*WHAT YOU WILL DO*
Copy out every line that contains "values".

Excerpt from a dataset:
-=-=-=-=-

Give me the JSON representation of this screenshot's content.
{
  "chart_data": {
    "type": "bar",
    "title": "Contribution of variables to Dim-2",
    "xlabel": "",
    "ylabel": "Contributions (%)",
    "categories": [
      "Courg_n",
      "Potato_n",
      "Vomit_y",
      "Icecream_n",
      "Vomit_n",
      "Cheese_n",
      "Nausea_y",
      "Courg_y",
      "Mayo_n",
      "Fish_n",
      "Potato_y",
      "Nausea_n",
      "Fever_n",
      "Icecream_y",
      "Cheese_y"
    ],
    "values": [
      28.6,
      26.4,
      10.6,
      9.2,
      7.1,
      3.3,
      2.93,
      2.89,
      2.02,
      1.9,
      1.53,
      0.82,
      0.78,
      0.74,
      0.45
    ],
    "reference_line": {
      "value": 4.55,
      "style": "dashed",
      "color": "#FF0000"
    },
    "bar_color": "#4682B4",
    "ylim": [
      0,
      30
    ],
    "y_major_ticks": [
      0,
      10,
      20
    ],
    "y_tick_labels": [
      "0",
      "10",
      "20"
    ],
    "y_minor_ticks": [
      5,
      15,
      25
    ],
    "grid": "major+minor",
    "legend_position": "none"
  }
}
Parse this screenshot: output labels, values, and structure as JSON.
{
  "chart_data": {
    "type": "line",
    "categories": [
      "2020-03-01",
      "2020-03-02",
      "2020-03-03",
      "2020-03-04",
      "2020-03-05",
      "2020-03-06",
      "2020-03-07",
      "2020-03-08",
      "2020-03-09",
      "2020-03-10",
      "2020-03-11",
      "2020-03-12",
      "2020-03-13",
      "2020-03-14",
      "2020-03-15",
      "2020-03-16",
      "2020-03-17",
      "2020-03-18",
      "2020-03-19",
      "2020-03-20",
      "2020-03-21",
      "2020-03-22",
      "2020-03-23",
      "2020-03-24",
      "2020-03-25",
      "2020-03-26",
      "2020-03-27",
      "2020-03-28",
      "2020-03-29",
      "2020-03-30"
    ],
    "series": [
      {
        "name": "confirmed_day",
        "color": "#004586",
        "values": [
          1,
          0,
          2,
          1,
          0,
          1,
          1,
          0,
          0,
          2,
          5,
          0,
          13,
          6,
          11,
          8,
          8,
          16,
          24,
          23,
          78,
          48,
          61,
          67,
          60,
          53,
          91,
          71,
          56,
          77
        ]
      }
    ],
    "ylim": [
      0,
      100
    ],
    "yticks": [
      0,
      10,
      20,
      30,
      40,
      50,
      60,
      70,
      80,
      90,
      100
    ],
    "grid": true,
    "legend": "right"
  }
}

-=-=-=-=-

*IN RESPONSE*
    "values": [
Parse this screenshot: output labels, values, and structure as JSON.
        "values": [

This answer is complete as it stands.